■ **What is asked**:
Repeat the records below exactly, leaving out any pictures.

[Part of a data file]
## BEGIN
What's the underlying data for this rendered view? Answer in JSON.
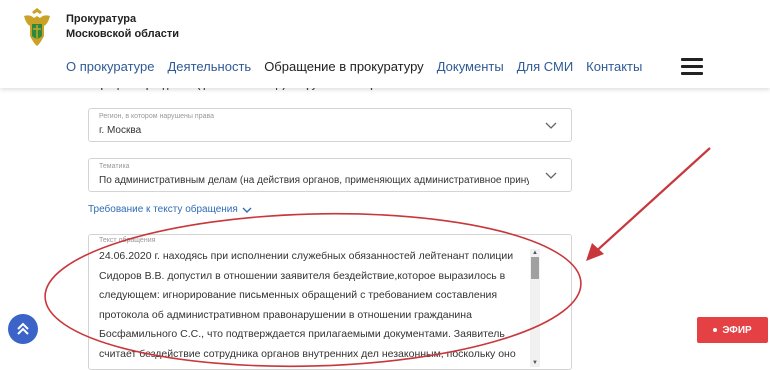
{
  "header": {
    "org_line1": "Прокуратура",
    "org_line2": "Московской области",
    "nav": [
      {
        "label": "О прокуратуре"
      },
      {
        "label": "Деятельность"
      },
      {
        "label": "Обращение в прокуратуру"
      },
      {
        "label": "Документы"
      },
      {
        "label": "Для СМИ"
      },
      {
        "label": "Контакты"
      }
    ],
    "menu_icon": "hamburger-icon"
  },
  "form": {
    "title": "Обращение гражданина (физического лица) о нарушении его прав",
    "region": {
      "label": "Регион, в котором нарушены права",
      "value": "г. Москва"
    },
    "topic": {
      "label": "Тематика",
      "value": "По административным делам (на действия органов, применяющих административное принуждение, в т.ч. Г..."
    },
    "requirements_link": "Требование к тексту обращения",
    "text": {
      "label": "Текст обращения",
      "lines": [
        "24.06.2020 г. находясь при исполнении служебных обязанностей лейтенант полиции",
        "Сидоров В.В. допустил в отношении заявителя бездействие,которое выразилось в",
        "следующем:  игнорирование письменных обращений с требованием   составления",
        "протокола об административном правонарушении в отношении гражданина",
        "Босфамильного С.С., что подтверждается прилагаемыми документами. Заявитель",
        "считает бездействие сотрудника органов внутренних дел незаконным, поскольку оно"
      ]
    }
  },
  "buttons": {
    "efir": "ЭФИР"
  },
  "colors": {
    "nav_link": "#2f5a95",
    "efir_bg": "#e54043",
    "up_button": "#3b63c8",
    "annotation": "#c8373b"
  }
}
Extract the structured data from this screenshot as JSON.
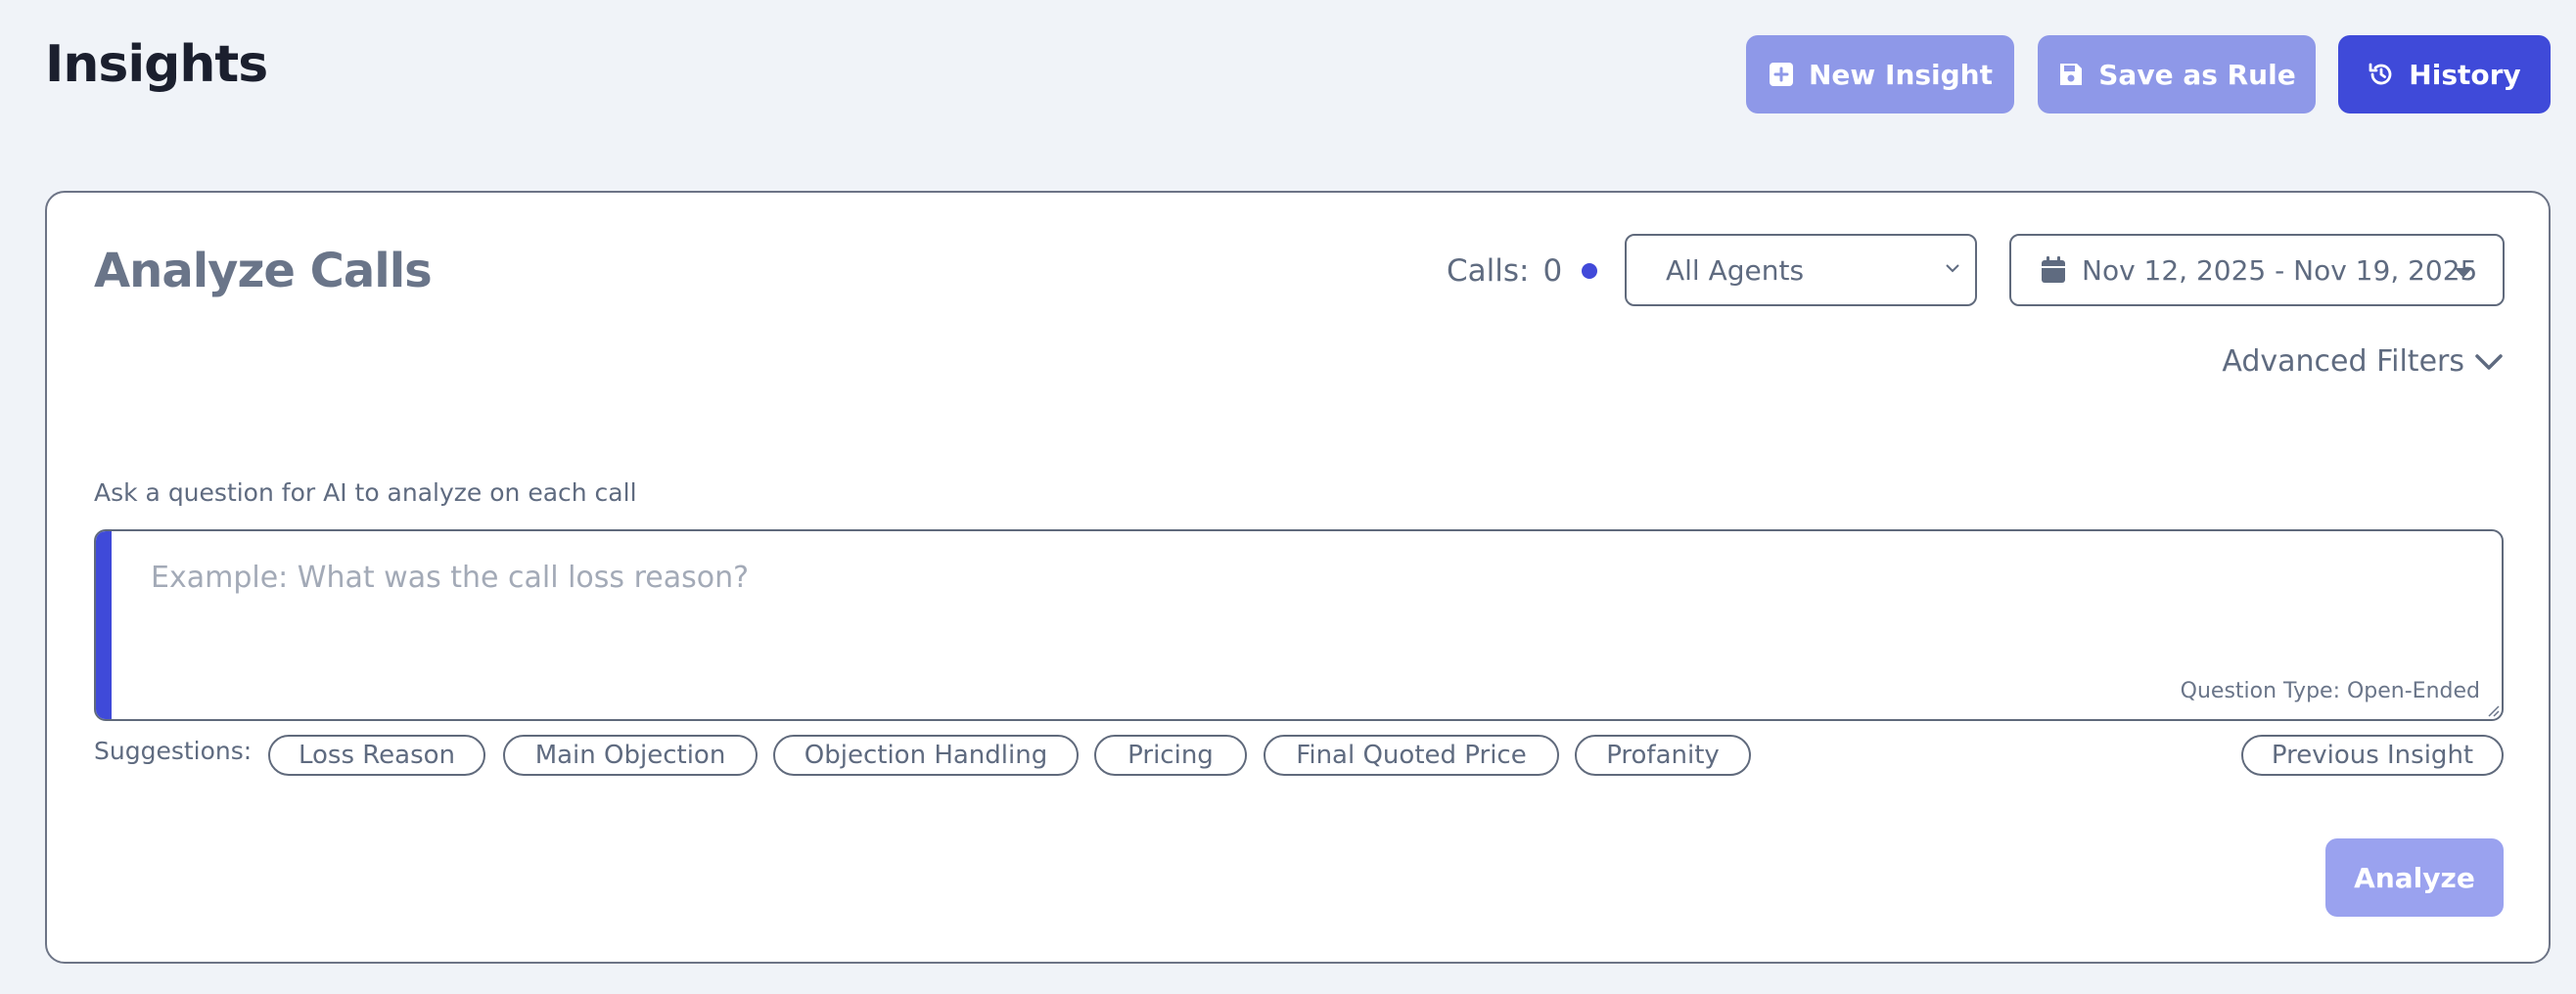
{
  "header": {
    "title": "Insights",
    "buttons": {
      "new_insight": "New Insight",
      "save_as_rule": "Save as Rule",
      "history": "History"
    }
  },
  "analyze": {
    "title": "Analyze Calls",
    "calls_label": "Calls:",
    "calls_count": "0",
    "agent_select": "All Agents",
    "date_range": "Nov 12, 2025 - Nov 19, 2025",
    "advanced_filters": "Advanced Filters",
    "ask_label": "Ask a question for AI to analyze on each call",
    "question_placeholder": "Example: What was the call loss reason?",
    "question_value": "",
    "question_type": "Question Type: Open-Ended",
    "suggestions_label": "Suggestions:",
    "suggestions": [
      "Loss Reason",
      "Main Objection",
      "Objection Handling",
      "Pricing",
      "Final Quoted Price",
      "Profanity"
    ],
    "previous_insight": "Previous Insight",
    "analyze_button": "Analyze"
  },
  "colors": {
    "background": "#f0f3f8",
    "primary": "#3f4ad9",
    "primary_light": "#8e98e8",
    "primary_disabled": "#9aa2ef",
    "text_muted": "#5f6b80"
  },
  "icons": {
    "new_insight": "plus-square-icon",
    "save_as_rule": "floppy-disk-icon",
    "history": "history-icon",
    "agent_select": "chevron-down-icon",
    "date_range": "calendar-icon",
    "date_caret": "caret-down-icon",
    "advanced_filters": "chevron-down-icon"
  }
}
## END
■ **Response to this task**:
What's the underlying data for this rendered view? Answer in JSON.
{
  "header": {
    "org_line1": "Прокуратура",
    "org_line2": "Московской области",
    "nav": [
      {
        "label": "О прокуратуре"
      },
      {
        "label": "Деятельность"
      },
      {
        "label": "Обращение в прокуратуру"
      },
      {
        "label": "Документы"
      },
      {
        "label": "Для СМИ"
      },
      {
        "label": "Контакты"
      }
    ],
    "menu_icon": "hamburger-icon"
  },
  "form": {
    "title": "Обращение гражданина (физического лица) о нарушении его прав",
    "region": {
      "label": "Регион, в котором нарушены права",
      "value": "г. Москва"
    },
    "topic": {
      "label": "Тематика",
      "value": "По административным делам (на действия органов, применяющих административное принуждение, в т.ч. Г..."
    },
    "requirements_link": "Требование к тексту обращения",
    "text": {
      "label": "Текст обращения",
      "lines": [
        "24.06.2020 г. находясь при исполнении служебных обязанностей лейтенант полиции",
        "Сидоров В.В. допустил в отношении заявителя бездействие,которое выразилось в",
        "следующем:  игнорирование письменных обращений с требованием   составления",
        "протокола об административном правонарушении в отношении гражданина",
        "Босфамильного С.С., что подтверждается прилагаемыми документами. Заявитель",
        "считает бездействие сотрудника органов внутренних дел незаконным, поскольку оно"
      ]
    }
  },
  "buttons": {
    "efir": "ЭФИР"
  },
  "colors": {
    "nav_link": "#2f5a95",
    "efir_bg": "#e54043",
    "up_button": "#3b63c8",
    "annotation": "#c8373b"
  }
}
Extract the structured data from this screenshot as JSON.
{
  "header": {
    "title": "Insights",
    "buttons": {
      "new_insight": "New Insight",
      "save_as_rule": "Save as Rule",
      "history": "History"
    }
  },
  "analyze": {
    "title": "Analyze Calls",
    "calls_label": "Calls:",
    "calls_count": "0",
    "agent_select": "All Agents",
    "date_range": "Nov 12, 2025 - Nov 19, 2025",
    "advanced_filters": "Advanced Filters",
    "ask_label": "Ask a question for AI to analyze on each call",
    "question_placeholder": "Example: What was the call loss reason?",
    "question_value": "",
    "question_type": "Question Type: Open-Ended",
    "suggestions_label": "Suggestions:",
    "suggestions": [
      "Loss Reason",
      "Main Objection",
      "Objection Handling",
      "Pricing",
      "Final Quoted Price",
      "Profanity"
    ],
    "previous_insight": "Previous Insight",
    "analyze_button": "Analyze"
  },
  "colors": {
    "background": "#f0f3f8",
    "primary": "#3f4ad9",
    "primary_light": "#8e98e8",
    "primary_disabled": "#9aa2ef",
    "text_muted": "#5f6b80"
  },
  "icons": {
    "new_insight": "plus-square-icon",
    "save_as_rule": "floppy-disk-icon",
    "history": "history-icon",
    "agent_select": "chevron-down-icon",
    "date_range": "calendar-icon",
    "date_caret": "caret-down-icon",
    "advanced_filters": "chevron-down-icon"
  }
}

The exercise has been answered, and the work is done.